- _Records shown_:
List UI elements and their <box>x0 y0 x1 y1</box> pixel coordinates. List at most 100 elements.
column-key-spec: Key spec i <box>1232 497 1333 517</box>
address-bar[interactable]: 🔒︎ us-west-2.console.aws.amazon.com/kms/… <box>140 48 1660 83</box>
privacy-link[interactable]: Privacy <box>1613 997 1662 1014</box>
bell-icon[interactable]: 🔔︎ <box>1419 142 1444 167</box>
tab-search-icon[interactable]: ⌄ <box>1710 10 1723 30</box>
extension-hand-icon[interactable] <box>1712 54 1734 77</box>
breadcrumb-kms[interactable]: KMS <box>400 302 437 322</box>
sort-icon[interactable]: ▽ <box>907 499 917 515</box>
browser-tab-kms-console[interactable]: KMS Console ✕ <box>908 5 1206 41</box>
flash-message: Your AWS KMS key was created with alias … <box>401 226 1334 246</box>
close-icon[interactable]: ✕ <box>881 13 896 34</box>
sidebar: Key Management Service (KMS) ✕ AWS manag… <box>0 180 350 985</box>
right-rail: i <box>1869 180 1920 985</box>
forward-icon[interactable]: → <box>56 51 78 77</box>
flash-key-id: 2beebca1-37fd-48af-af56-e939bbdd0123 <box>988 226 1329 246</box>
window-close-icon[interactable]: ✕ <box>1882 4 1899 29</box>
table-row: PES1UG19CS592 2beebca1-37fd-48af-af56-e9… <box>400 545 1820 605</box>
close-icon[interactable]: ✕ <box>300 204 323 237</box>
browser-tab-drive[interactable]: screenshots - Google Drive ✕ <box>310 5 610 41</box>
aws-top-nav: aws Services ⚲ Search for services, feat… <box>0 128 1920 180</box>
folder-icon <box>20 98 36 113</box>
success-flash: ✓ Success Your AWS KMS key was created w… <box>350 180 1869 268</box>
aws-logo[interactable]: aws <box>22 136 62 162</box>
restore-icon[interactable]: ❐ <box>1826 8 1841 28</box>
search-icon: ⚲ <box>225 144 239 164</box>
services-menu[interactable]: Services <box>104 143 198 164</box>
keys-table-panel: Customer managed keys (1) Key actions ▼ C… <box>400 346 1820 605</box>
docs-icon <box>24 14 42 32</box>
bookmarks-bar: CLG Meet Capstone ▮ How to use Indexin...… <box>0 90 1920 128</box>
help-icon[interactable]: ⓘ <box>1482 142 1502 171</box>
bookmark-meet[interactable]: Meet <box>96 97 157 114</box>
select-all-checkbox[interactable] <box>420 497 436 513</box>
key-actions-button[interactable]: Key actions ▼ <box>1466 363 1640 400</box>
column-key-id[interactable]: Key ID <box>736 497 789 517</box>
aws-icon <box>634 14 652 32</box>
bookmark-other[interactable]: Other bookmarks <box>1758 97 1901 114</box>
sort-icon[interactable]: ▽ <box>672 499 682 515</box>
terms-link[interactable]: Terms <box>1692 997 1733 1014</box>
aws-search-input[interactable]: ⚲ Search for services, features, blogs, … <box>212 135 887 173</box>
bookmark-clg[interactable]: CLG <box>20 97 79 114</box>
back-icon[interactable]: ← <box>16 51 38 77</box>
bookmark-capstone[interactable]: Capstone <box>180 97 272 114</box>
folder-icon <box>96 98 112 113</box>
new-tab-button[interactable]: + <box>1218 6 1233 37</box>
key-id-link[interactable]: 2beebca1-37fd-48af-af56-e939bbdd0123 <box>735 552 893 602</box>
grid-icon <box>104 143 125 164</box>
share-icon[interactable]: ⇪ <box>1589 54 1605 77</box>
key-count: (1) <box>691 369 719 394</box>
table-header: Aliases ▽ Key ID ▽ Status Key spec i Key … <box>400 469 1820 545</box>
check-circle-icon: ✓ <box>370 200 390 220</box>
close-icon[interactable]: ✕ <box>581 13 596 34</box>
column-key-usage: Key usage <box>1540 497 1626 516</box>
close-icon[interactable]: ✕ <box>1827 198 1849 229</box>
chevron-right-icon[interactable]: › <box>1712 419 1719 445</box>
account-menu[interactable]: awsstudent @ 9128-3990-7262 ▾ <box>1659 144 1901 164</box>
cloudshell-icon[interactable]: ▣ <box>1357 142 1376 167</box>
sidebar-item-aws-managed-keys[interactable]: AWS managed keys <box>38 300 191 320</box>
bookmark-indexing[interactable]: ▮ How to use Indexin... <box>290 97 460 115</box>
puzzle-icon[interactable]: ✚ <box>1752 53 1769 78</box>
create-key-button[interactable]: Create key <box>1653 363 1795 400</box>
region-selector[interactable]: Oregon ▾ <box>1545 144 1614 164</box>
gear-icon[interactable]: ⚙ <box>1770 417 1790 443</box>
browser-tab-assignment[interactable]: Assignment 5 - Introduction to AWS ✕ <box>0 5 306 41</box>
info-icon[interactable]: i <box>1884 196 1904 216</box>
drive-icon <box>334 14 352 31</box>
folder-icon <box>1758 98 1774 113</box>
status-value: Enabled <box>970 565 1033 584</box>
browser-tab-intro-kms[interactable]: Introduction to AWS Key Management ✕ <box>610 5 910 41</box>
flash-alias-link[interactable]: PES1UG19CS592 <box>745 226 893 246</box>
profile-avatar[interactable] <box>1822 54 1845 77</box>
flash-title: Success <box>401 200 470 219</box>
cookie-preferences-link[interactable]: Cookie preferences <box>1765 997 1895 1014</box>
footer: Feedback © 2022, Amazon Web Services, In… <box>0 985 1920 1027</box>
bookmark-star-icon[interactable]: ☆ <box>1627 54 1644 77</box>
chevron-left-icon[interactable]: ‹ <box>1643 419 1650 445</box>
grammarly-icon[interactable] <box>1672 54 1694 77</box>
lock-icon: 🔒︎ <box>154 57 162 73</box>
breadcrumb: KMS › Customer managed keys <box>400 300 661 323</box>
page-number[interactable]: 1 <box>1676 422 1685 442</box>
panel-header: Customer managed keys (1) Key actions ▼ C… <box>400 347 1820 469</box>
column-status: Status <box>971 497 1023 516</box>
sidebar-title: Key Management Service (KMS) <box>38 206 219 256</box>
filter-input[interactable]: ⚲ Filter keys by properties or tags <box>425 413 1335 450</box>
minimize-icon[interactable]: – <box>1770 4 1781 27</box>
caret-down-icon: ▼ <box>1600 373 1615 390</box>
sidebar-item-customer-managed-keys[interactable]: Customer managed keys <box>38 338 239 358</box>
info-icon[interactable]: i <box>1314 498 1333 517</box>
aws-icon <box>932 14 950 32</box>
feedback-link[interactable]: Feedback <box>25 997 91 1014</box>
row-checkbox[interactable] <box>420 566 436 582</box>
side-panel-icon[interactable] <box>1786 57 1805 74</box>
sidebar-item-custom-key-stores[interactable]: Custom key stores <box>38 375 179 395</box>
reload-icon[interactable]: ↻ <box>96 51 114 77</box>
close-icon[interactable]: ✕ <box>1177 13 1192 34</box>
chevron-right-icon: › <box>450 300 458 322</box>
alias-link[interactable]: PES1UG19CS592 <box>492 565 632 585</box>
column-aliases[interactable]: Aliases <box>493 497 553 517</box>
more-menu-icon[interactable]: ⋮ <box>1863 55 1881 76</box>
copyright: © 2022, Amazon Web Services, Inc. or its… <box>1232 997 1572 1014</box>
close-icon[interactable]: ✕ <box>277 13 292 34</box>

- _What you should do_: Reproduce every line of the listing above verbatim.

- _Correct output_:
List UI elements and their <box>x0 y0 x1 y1</box> pixel coordinates. List at most 100 elements.
column-key-spec: Key spec i <box>1232 497 1333 517</box>
address-bar[interactable]: 🔒︎ us-west-2.console.aws.amazon.com/kms/… <box>140 48 1660 83</box>
privacy-link[interactable]: Privacy <box>1613 997 1662 1014</box>
bell-icon[interactable]: 🔔︎ <box>1419 142 1444 167</box>
tab-search-icon[interactable]: ⌄ <box>1710 10 1723 30</box>
extension-hand-icon[interactable] <box>1712 54 1734 77</box>
breadcrumb-kms[interactable]: KMS <box>400 302 437 322</box>
sort-icon[interactable]: ▽ <box>907 499 917 515</box>
browser-tab-kms-console[interactable]: KMS Console ✕ <box>908 5 1206 41</box>
flash-message: Your AWS KMS key was created with alias … <box>401 226 1334 246</box>
close-icon[interactable]: ✕ <box>881 13 896 34</box>
sidebar: Key Management Service (KMS) ✕ AWS manag… <box>0 180 350 985</box>
right-rail: i <box>1869 180 1920 985</box>
forward-icon[interactable]: → <box>56 51 78 77</box>
flash-key-id: 2beebca1-37fd-48af-af56-e939bbdd0123 <box>988 226 1329 246</box>
window-close-icon[interactable]: ✕ <box>1882 4 1899 29</box>
table-row: PES1UG19CS592 2beebca1-37fd-48af-af56-e9… <box>400 545 1820 605</box>
close-icon[interactable]: ✕ <box>300 204 323 237</box>
browser-tab-drive[interactable]: screenshots - Google Drive ✕ <box>310 5 610 41</box>
aws-top-nav: aws Services ⚲ Search for services, feat… <box>0 128 1920 180</box>
folder-icon <box>20 98 36 113</box>
success-flash: ✓ Success Your AWS KMS key was created w… <box>350 180 1869 268</box>
aws-logo[interactable]: aws <box>22 136 62 162</box>
restore-icon[interactable]: ❐ <box>1826 8 1841 28</box>
search-icon: ⚲ <box>225 144 239 164</box>
services-menu[interactable]: Services <box>104 143 198 164</box>
keys-table-panel: Customer managed keys (1) Key actions ▼ C… <box>400 346 1820 605</box>
docs-icon <box>24 14 42 32</box>
bookmarks-bar: CLG Meet Capstone ▮ How to use Indexin...… <box>0 90 1920 128</box>
help-icon[interactable]: ⓘ <box>1482 142 1502 171</box>
bookmark-meet[interactable]: Meet <box>96 97 157 114</box>
select-all-checkbox[interactable] <box>420 497 436 513</box>
key-actions-button[interactable]: Key actions ▼ <box>1466 363 1640 400</box>
column-key-id[interactable]: Key ID <box>736 497 789 517</box>
aws-icon <box>634 14 652 32</box>
bookmark-other[interactable]: Other bookmarks <box>1758 97 1901 114</box>
sort-icon[interactable]: ▽ <box>672 499 682 515</box>
terms-link[interactable]: Terms <box>1692 997 1733 1014</box>
aws-search-input[interactable]: ⚲ Search for services, features, blogs, … <box>212 135 887 173</box>
bookmark-clg[interactable]: CLG <box>20 97 79 114</box>
back-icon[interactable]: ← <box>16 51 38 77</box>
bookmark-capstone[interactable]: Capstone <box>180 97 272 114</box>
folder-icon <box>96 98 112 113</box>
new-tab-button[interactable]: + <box>1218 6 1233 37</box>
key-id-link[interactable]: 2beebca1-37fd-48af-af56-e939bbdd0123 <box>735 552 893 602</box>
grid-icon <box>104 143 125 164</box>
share-icon[interactable]: ⇪ <box>1589 54 1605 77</box>
key-count: (1) <box>691 369 719 394</box>
table-header: Aliases ▽ Key ID ▽ Status Key spec i Key … <box>400 469 1820 545</box>
check-circle-icon: ✓ <box>370 200 390 220</box>
close-icon[interactable]: ✕ <box>581 13 596 34</box>
column-key-usage: Key usage <box>1540 497 1626 516</box>
close-icon[interactable]: ✕ <box>1827 198 1849 229</box>
chevron-right-icon[interactable]: › <box>1712 419 1719 445</box>
account-menu[interactable]: awsstudent @ 9128-3990-7262 ▾ <box>1659 144 1901 164</box>
cloudshell-icon[interactable]: ▣ <box>1357 142 1376 167</box>
sidebar-item-aws-managed-keys[interactable]: AWS managed keys <box>38 300 191 320</box>
bookmark-indexing[interactable]: ▮ How to use Indexin... <box>290 97 460 115</box>
puzzle-icon[interactable]: ✚ <box>1752 53 1769 78</box>
create-key-button[interactable]: Create key <box>1653 363 1795 400</box>
region-selector[interactable]: Oregon ▾ <box>1545 144 1614 164</box>
gear-icon[interactable]: ⚙ <box>1770 417 1790 443</box>
browser-tab-assignment[interactable]: Assignment 5 - Introduction to AWS ✕ <box>0 5 306 41</box>
info-icon[interactable]: i <box>1884 196 1904 216</box>
drive-icon <box>334 14 352 31</box>
folder-icon <box>1758 98 1774 113</box>
status-value: Enabled <box>970 565 1033 584</box>
browser-tab-intro-kms[interactable]: Introduction to AWS Key Management ✕ <box>610 5 910 41</box>
flash-alias-link[interactable]: PES1UG19CS592 <box>745 226 893 246</box>
profile-avatar[interactable] <box>1822 54 1845 77</box>
flash-title: Success <box>401 200 470 219</box>
cookie-preferences-link[interactable]: Cookie preferences <box>1765 997 1895 1014</box>
footer: Feedback © 2022, Amazon Web Services, In… <box>0 985 1920 1027</box>
bookmark-star-icon[interactable]: ☆ <box>1627 54 1644 77</box>
chevron-left-icon[interactable]: ‹ <box>1643 419 1650 445</box>
grammarly-icon[interactable] <box>1672 54 1694 77</box>
lock-icon: 🔒︎ <box>154 57 162 73</box>
breadcrumb: KMS › Customer managed keys <box>400 300 661 323</box>
page-number[interactable]: 1 <box>1676 422 1685 442</box>
panel-header: Customer managed keys (1) Key actions ▼ C… <box>400 347 1820 469</box>
column-status: Status <box>971 497 1023 516</box>
sidebar-title: Key Management Service (KMS) <box>38 206 219 256</box>
filter-input[interactable]: ⚲ Filter keys by properties or tags <box>425 413 1335 450</box>
minimize-icon[interactable]: – <box>1770 4 1781 27</box>
caret-down-icon: ▼ <box>1600 373 1615 390</box>
sidebar-item-customer-managed-keys[interactable]: Customer managed keys <box>38 338 239 358</box>
info-icon[interactable]: i <box>1314 498 1333 517</box>
aws-icon <box>932 14 950 32</box>
feedback-link[interactable]: Feedback <box>25 997 91 1014</box>
row-checkbox[interactable] <box>420 566 436 582</box>
side-panel-icon[interactable] <box>1786 57 1805 74</box>
sidebar-item-custom-key-stores[interactable]: Custom key stores <box>38 375 179 395</box>
reload-icon[interactable]: ↻ <box>96 51 114 77</box>
close-icon[interactable]: ✕ <box>1177 13 1192 34</box>
chevron-right-icon: › <box>450 300 458 322</box>
alias-link[interactable]: PES1UG19CS592 <box>492 565 632 585</box>
column-aliases[interactable]: Aliases <box>493 497 553 517</box>
more-menu-icon[interactable]: ⋮ <box>1863 55 1881 76</box>
copyright: © 2022, Amazon Web Services, Inc. or its… <box>1232 997 1572 1014</box>
close-icon[interactable]: ✕ <box>277 13 292 34</box>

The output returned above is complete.